WRITTEN TASK:
Select and copy out every line in the items below that contains the string "marker". Case counts.

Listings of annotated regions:
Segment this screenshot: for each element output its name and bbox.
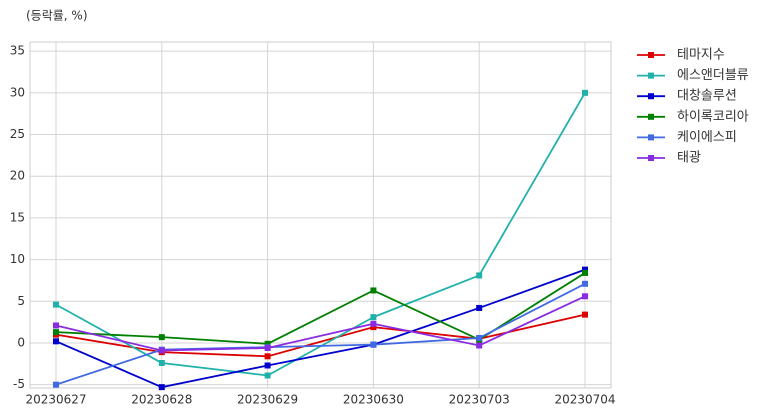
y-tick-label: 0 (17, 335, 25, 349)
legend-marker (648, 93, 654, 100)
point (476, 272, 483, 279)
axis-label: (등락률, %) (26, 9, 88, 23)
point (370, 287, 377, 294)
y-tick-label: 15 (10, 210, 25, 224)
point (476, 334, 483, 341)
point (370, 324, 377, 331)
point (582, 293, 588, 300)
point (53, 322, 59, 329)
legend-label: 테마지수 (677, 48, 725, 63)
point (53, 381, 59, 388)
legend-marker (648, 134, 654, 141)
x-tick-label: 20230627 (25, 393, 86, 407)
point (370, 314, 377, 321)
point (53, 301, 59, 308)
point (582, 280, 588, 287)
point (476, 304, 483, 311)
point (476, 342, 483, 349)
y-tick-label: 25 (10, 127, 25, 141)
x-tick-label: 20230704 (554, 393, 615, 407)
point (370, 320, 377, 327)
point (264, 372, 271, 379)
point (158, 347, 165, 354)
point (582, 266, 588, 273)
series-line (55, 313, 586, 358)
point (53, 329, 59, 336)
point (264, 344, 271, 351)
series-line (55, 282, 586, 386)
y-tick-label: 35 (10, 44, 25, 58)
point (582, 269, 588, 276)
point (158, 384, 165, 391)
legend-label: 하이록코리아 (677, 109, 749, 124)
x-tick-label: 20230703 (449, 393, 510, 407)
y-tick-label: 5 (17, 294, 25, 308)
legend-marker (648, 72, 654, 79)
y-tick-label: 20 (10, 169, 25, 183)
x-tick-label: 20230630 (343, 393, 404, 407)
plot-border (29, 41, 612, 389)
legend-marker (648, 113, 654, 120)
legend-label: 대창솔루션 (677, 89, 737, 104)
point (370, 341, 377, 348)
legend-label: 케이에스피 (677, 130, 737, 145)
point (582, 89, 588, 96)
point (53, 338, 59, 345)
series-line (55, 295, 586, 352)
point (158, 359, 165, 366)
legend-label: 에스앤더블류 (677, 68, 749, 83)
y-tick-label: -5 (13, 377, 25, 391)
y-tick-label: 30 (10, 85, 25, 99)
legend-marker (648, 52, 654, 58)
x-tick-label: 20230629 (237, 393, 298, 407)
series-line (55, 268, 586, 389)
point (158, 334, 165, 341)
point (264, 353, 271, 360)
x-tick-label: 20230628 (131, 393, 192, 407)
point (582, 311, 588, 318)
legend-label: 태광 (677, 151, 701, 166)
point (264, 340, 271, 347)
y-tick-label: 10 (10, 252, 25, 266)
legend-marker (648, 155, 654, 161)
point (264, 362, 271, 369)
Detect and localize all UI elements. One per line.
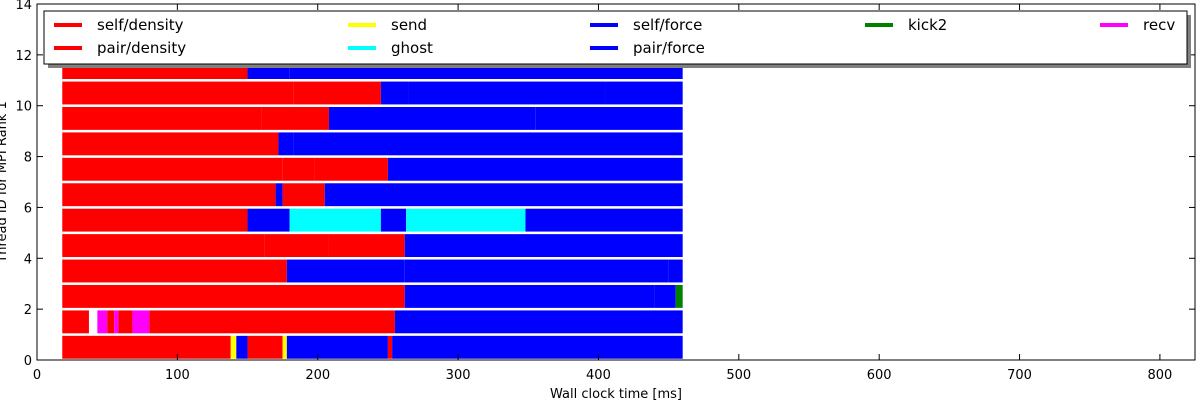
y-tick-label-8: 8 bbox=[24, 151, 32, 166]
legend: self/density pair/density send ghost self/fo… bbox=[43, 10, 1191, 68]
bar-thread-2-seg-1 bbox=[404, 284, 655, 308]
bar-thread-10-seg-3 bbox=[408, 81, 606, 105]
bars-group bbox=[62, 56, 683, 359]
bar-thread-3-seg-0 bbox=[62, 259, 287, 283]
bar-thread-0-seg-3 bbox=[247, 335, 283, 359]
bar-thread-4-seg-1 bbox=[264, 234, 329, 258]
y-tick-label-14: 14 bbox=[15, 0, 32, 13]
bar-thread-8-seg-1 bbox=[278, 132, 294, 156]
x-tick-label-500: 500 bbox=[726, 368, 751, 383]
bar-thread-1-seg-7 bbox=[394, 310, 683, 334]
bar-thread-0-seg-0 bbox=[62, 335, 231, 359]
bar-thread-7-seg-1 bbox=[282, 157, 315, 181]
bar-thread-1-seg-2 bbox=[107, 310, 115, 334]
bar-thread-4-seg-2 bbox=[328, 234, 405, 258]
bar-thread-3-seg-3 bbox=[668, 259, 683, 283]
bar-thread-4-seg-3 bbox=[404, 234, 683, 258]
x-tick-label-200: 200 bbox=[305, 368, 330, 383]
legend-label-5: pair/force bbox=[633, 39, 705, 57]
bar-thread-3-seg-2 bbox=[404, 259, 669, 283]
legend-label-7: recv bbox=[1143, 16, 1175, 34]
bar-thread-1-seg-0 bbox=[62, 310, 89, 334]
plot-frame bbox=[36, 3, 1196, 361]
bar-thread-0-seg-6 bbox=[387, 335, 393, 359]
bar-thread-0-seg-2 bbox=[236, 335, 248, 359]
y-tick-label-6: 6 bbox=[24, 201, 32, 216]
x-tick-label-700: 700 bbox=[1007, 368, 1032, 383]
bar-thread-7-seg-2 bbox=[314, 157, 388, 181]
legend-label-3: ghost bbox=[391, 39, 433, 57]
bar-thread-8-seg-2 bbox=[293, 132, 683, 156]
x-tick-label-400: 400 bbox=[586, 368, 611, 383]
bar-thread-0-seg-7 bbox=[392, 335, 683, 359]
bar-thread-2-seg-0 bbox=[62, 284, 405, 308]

RESULT FOR THIS EXERCISE:
legend-marker (648, 93, 654, 100)
legend-marker (648, 134, 654, 141)
legend-marker (648, 72, 654, 79)
legend-marker (648, 113, 654, 120)
legend-marker (648, 52, 654, 58)
legend-marker (648, 155, 654, 161)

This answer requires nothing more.